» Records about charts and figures

◇ ◇ ◇ ◇

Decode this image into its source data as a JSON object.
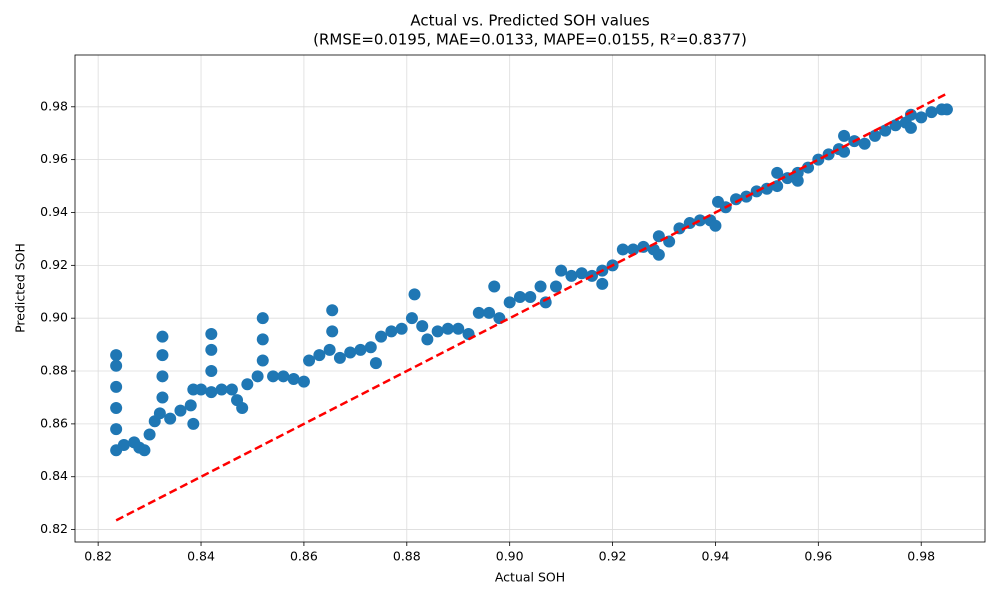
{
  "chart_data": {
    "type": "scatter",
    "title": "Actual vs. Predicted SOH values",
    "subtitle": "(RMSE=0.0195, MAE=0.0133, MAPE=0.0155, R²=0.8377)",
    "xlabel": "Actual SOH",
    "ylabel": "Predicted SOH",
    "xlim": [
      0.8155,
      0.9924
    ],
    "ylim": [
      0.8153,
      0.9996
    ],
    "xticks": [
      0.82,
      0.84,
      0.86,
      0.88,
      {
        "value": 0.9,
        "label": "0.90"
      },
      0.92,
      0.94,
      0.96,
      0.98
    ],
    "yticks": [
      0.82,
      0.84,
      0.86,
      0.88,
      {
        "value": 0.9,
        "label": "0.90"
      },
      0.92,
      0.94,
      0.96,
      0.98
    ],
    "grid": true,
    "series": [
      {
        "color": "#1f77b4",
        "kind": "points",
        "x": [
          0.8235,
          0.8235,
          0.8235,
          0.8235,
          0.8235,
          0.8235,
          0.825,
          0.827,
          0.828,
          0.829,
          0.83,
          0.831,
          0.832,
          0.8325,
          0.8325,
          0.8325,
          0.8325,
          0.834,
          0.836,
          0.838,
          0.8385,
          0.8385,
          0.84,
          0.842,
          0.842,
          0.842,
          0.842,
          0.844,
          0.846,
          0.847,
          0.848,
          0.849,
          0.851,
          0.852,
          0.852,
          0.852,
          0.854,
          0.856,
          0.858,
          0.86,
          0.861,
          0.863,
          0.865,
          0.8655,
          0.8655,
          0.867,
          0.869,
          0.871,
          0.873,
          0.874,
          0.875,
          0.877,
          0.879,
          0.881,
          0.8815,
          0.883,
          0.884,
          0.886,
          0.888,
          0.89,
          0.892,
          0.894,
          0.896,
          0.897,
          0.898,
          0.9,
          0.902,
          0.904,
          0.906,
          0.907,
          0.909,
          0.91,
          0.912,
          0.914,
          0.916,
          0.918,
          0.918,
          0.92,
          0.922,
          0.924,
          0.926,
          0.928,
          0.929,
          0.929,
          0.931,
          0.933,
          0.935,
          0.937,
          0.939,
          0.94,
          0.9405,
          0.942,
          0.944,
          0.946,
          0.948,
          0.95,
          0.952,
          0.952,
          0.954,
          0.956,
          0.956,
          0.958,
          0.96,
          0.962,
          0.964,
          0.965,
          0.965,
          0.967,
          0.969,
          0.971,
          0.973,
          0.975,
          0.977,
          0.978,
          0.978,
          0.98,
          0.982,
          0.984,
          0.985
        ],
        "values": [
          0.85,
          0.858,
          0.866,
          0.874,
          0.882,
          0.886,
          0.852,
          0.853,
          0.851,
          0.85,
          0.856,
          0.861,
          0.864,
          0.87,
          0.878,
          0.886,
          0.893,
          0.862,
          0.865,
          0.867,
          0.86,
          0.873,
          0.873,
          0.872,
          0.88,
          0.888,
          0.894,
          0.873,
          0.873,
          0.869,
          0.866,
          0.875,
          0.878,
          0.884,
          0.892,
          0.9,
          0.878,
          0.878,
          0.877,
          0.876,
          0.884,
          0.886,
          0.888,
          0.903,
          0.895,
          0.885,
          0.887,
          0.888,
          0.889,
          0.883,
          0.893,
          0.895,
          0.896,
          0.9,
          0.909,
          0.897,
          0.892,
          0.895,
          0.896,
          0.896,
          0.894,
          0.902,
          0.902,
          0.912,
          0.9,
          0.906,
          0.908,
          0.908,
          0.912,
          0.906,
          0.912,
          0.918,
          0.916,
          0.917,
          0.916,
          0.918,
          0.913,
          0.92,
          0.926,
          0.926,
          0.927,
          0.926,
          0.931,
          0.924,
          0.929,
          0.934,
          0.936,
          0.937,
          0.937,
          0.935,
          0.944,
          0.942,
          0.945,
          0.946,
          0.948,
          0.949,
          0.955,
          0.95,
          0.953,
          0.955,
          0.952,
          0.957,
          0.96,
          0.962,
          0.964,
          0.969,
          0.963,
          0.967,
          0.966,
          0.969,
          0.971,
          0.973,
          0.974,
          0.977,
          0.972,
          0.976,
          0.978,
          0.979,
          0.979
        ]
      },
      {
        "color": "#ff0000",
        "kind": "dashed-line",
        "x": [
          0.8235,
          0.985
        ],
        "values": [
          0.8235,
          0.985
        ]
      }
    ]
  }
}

◇ ◇ ◇ ◇

» WHAT YOU ARE ASKED TO DO
Copy out the entries verbatim and leave the images out.

» FULL SOLUTION
Decode this image into its source data as a JSON object.
{
  "chart_data": {
    "type": "scatter",
    "title": "Actual vs. Predicted SOH values",
    "subtitle": "(RMSE=0.0195, MAE=0.0133, MAPE=0.0155, R²=0.8377)",
    "xlabel": "Actual SOH",
    "ylabel": "Predicted SOH",
    "xlim": [
      0.8155,
      0.9924
    ],
    "ylim": [
      0.8153,
      0.9996
    ],
    "xticks": [
      0.82,
      0.84,
      0.86,
      0.88,
      {
        "value": 0.9,
        "label": "0.90"
      },
      0.92,
      0.94,
      0.96,
      0.98
    ],
    "yticks": [
      0.82,
      0.84,
      0.86,
      0.88,
      {
        "value": 0.9,
        "label": "0.90"
      },
      0.92,
      0.94,
      0.96,
      0.98
    ],
    "grid": true,
    "series": [
      {
        "color": "#1f77b4",
        "kind": "points",
        "x": [
          0.8235,
          0.8235,
          0.8235,
          0.8235,
          0.8235,
          0.8235,
          0.825,
          0.827,
          0.828,
          0.829,
          0.83,
          0.831,
          0.832,
          0.8325,
          0.8325,
          0.8325,
          0.8325,
          0.834,
          0.836,
          0.838,
          0.8385,
          0.8385,
          0.84,
          0.842,
          0.842,
          0.842,
          0.842,
          0.844,
          0.846,
          0.847,
          0.848,
          0.849,
          0.851,
          0.852,
          0.852,
          0.852,
          0.854,
          0.856,
          0.858,
          0.86,
          0.861,
          0.863,
          0.865,
          0.8655,
          0.8655,
          0.867,
          0.869,
          0.871,
          0.873,
          0.874,
          0.875,
          0.877,
          0.879,
          0.881,
          0.8815,
          0.883,
          0.884,
          0.886,
          0.888,
          0.89,
          0.892,
          0.894,
          0.896,
          0.897,
          0.898,
          0.9,
          0.902,
          0.904,
          0.906,
          0.907,
          0.909,
          0.91,
          0.912,
          0.914,
          0.916,
          0.918,
          0.918,
          0.92,
          0.922,
          0.924,
          0.926,
          0.928,
          0.929,
          0.929,
          0.931,
          0.933,
          0.935,
          0.937,
          0.939,
          0.94,
          0.9405,
          0.942,
          0.944,
          0.946,
          0.948,
          0.95,
          0.952,
          0.952,
          0.954,
          0.956,
          0.956,
          0.958,
          0.96,
          0.962,
          0.964,
          0.965,
          0.965,
          0.967,
          0.969,
          0.971,
          0.973,
          0.975,
          0.977,
          0.978,
          0.978,
          0.98,
          0.982,
          0.984,
          0.985
        ],
        "values": [
          0.85,
          0.858,
          0.866,
          0.874,
          0.882,
          0.886,
          0.852,
          0.853,
          0.851,
          0.85,
          0.856,
          0.861,
          0.864,
          0.87,
          0.878,
          0.886,
          0.893,
          0.862,
          0.865,
          0.867,
          0.86,
          0.873,
          0.873,
          0.872,
          0.88,
          0.888,
          0.894,
          0.873,
          0.873,
          0.869,
          0.866,
          0.875,
          0.878,
          0.884,
          0.892,
          0.9,
          0.878,
          0.878,
          0.877,
          0.876,
          0.884,
          0.886,
          0.888,
          0.903,
          0.895,
          0.885,
          0.887,
          0.888,
          0.889,
          0.883,
          0.893,
          0.895,
          0.896,
          0.9,
          0.909,
          0.897,
          0.892,
          0.895,
          0.896,
          0.896,
          0.894,
          0.902,
          0.902,
          0.912,
          0.9,
          0.906,
          0.908,
          0.908,
          0.912,
          0.906,
          0.912,
          0.918,
          0.916,
          0.917,
          0.916,
          0.918,
          0.913,
          0.92,
          0.926,
          0.926,
          0.927,
          0.926,
          0.931,
          0.924,
          0.929,
          0.934,
          0.936,
          0.937,
          0.937,
          0.935,
          0.944,
          0.942,
          0.945,
          0.946,
          0.948,
          0.949,
          0.955,
          0.95,
          0.953,
          0.955,
          0.952,
          0.957,
          0.96,
          0.962,
          0.964,
          0.969,
          0.963,
          0.967,
          0.966,
          0.969,
          0.971,
          0.973,
          0.974,
          0.977,
          0.972,
          0.976,
          0.978,
          0.979,
          0.979
        ]
      },
      {
        "color": "#ff0000",
        "kind": "dashed-line",
        "x": [
          0.8235,
          0.985
        ],
        "values": [
          0.8235,
          0.985
        ]
      }
    ]
  }
}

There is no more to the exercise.